**Task description**.
Begin at the line containing "Serialize everything readable" and give again every line to the end of the records, exactly, without the pictures.

**Stored data**.
--- START ---
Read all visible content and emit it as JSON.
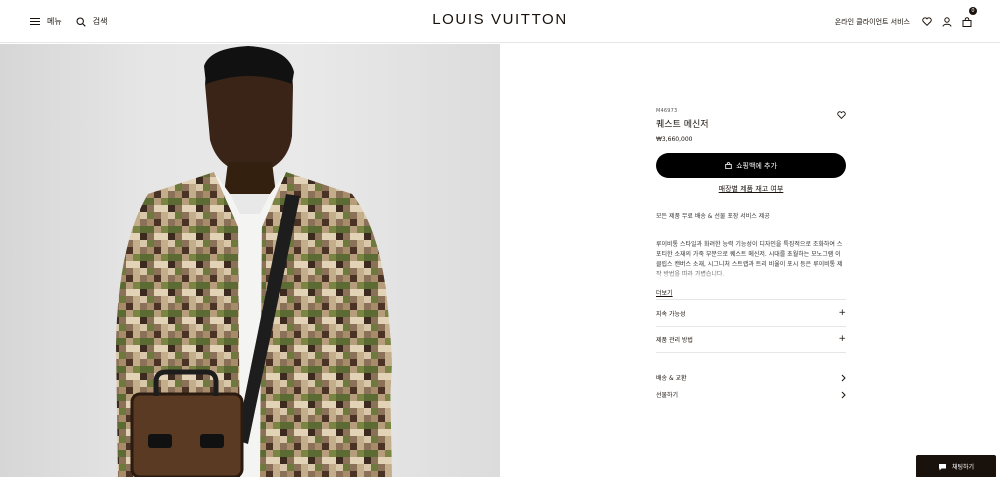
{
  "header": {
    "menu_label": "메뉴",
    "search_label": "검색",
    "logo": "LOUIS VUITTON",
    "service_label": "온라인 클라이언트 서비스",
    "cart_count": "0"
  },
  "product": {
    "sku": "M46973",
    "name": "퀘스트 메신저",
    "price": "₩3,660,000",
    "add_to_cart": "쇼핑백에 추가",
    "store_availability": "매장별 제품 재고 여부",
    "shipping_note": "모든 제품 무료 배송 & 선물 포장 서비스 제공",
    "description": "루이비통 스타일과 화려한 능력 기능성이 디자인을 특징적으로 조화하여 스포티한 소재의 가죽 부분으로 퀘스트 메신저. 시대를 초월하는 모노그램 이클립스 캔버스 소재, 시그니처 스트랩과 트리 비율이 포시 등은 루이비통 제작 방법을 따라 가볍습니다.",
    "more_label": "더보기"
  },
  "accordions": [
    {
      "label": "지속 가능성"
    },
    {
      "label": "제품 관리 방법"
    }
  ],
  "links": [
    {
      "label": "배송 & 교환"
    },
    {
      "label": "선물하기"
    }
  ],
  "chat": {
    "label": "채팅하기"
  }
}
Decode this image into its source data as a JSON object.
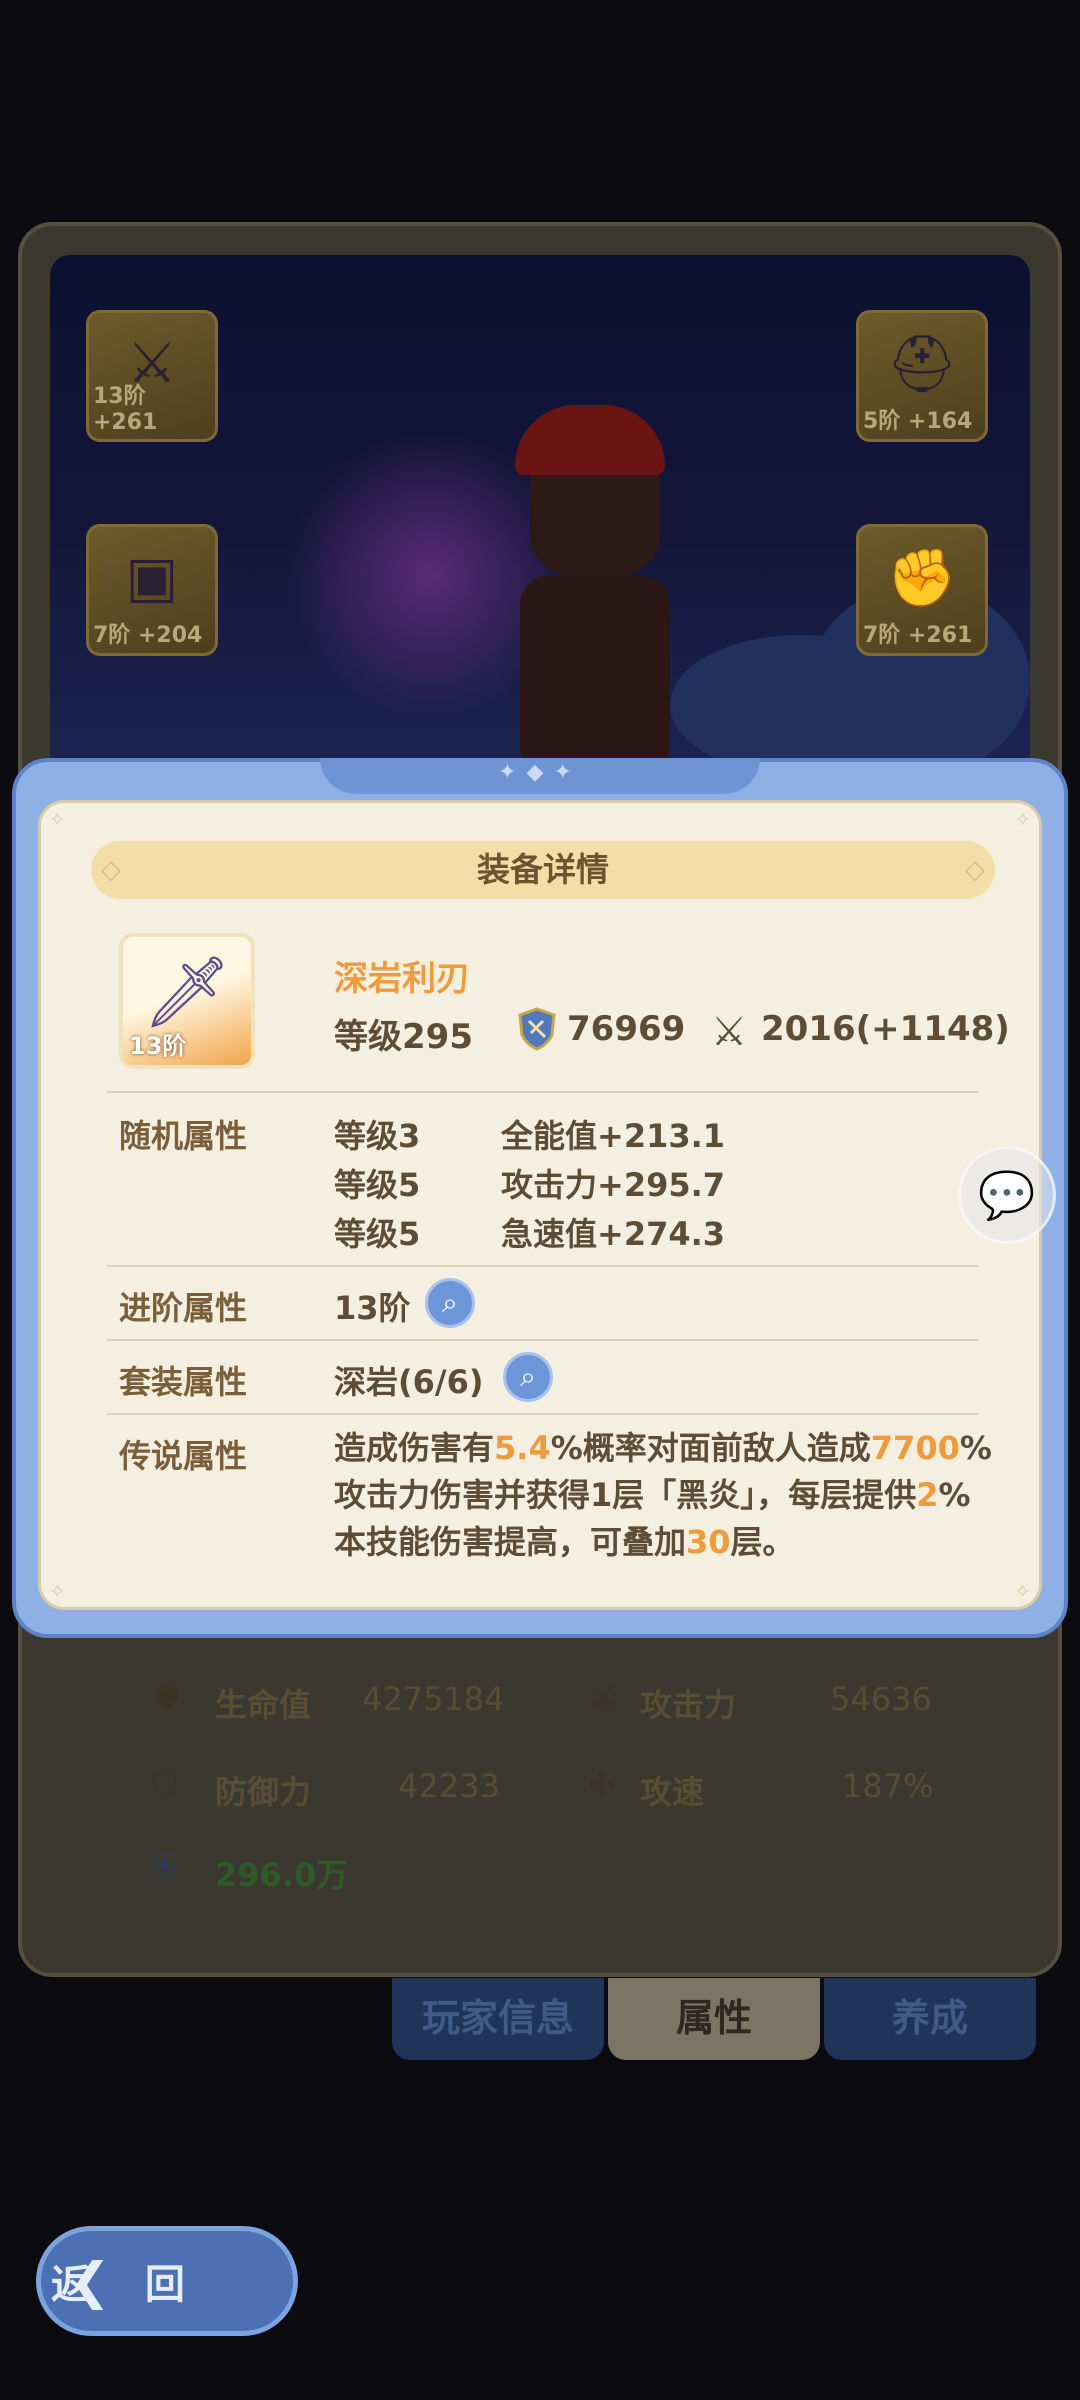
{
  "equipment_slots": [
    {
      "label": "13阶 +261",
      "icon": "sword-icon"
    },
    {
      "label": "5阶 +164",
      "icon": "helmet-icon"
    },
    {
      "label": "7阶 +204",
      "icon": "armor-icon"
    },
    {
      "label": "7阶 +261",
      "icon": "gauntlet-icon"
    }
  ],
  "modal": {
    "title": "装备详情",
    "item": {
      "name": "深岩利刃",
      "icon_tier": "13阶",
      "level": "等级295",
      "power": "76969",
      "attack": "2016(+1148)"
    },
    "random_attrs": {
      "label": "随机属性",
      "rows": [
        {
          "level": "等级3",
          "stat": "全能值+213.1"
        },
        {
          "level": "等级5",
          "stat": "攻击力+295.7"
        },
        {
          "level": "等级5",
          "stat": "急速值+274.3"
        }
      ]
    },
    "advance_attrs": {
      "label": "进阶属性",
      "value": "13阶"
    },
    "set_attrs": {
      "label": "套装属性",
      "value": "深岩(6/6)"
    },
    "legend_attrs": {
      "label": "传说属性",
      "parts": [
        "造成伤害有",
        "5.4",
        "%概率对面前敌人造成",
        "7700",
        "%攻击力伤害并获得1层「黑炎」，每层提供",
        "2",
        "%本技能伤害提高，可叠加",
        "30",
        "层。"
      ]
    }
  },
  "stats": {
    "hp_label": "生命值",
    "hp_value": "4275184",
    "atk_label": "攻击力",
    "atk_value": "54636",
    "def_label": "防御力",
    "def_value": "42233",
    "spd_label": "攻速",
    "spd_value": "187%",
    "power_total": "296.0万"
  },
  "tabs": {
    "player_info": "玩家信息",
    "attributes": "属性",
    "develop": "养成"
  },
  "back": {
    "label": "返 回"
  },
  "colors": {
    "accent_orange": "#f09a3a",
    "modal_blue": "#8fb0e4",
    "panel_cream": "#f4efe1"
  }
}
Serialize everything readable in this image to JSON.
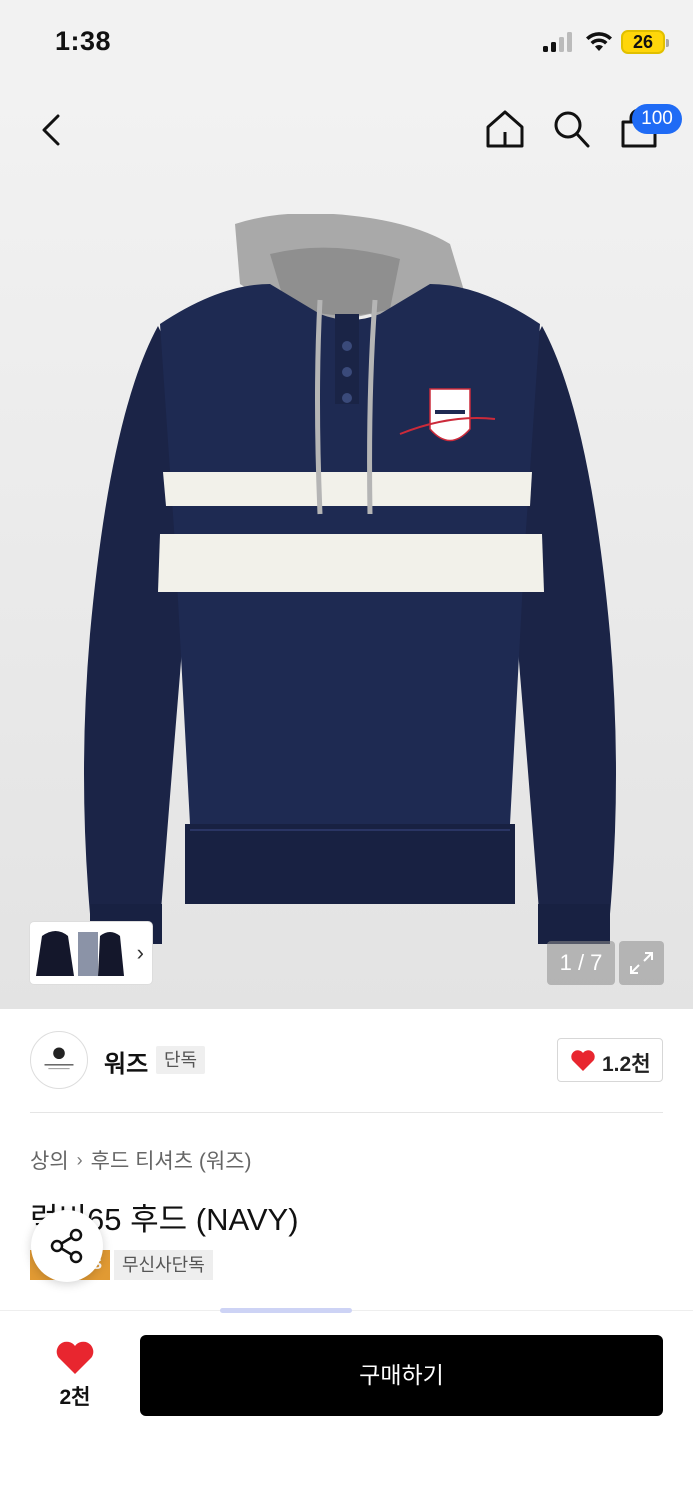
{
  "status_bar": {
    "time": "1:38",
    "battery": "26"
  },
  "nav": {
    "cart_badge": "100"
  },
  "gallery": {
    "current_page": "1 / 7"
  },
  "brand": {
    "name": "워즈",
    "tag": "단독",
    "likes": "1.2천"
  },
  "breadcrumb": {
    "category": "상의",
    "subcategory": "후드 티셔츠 (워즈)"
  },
  "product": {
    "title": "럭비65 후드 (NAVY)",
    "badge_exclusive": "무신사단독",
    "badge_orange_text": "S"
  },
  "bottom": {
    "wish_count": "2천",
    "buy_label": "구매하기"
  },
  "colors": {
    "accent_blue": "#1f6bf5",
    "heart_red": "#e8262f",
    "navy": "#1b2447"
  }
}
--- END ---
**Written response**.
Serialize everything readable in this image to JSON.
{
  "status_bar": {
    "time": "1:38",
    "battery": "26"
  },
  "nav": {
    "cart_badge": "100"
  },
  "gallery": {
    "current_page": "1 / 7"
  },
  "brand": {
    "name": "워즈",
    "tag": "단독",
    "likes": "1.2천"
  },
  "breadcrumb": {
    "category": "상의",
    "subcategory": "후드 티셔츠 (워즈)"
  },
  "product": {
    "title": "럭비65 후드 (NAVY)",
    "badge_exclusive": "무신사단독",
    "badge_orange_text": "S"
  },
  "bottom": {
    "wish_count": "2천",
    "buy_label": "구매하기"
  },
  "colors": {
    "accent_blue": "#1f6bf5",
    "heart_red": "#e8262f",
    "navy": "#1b2447"
  }
}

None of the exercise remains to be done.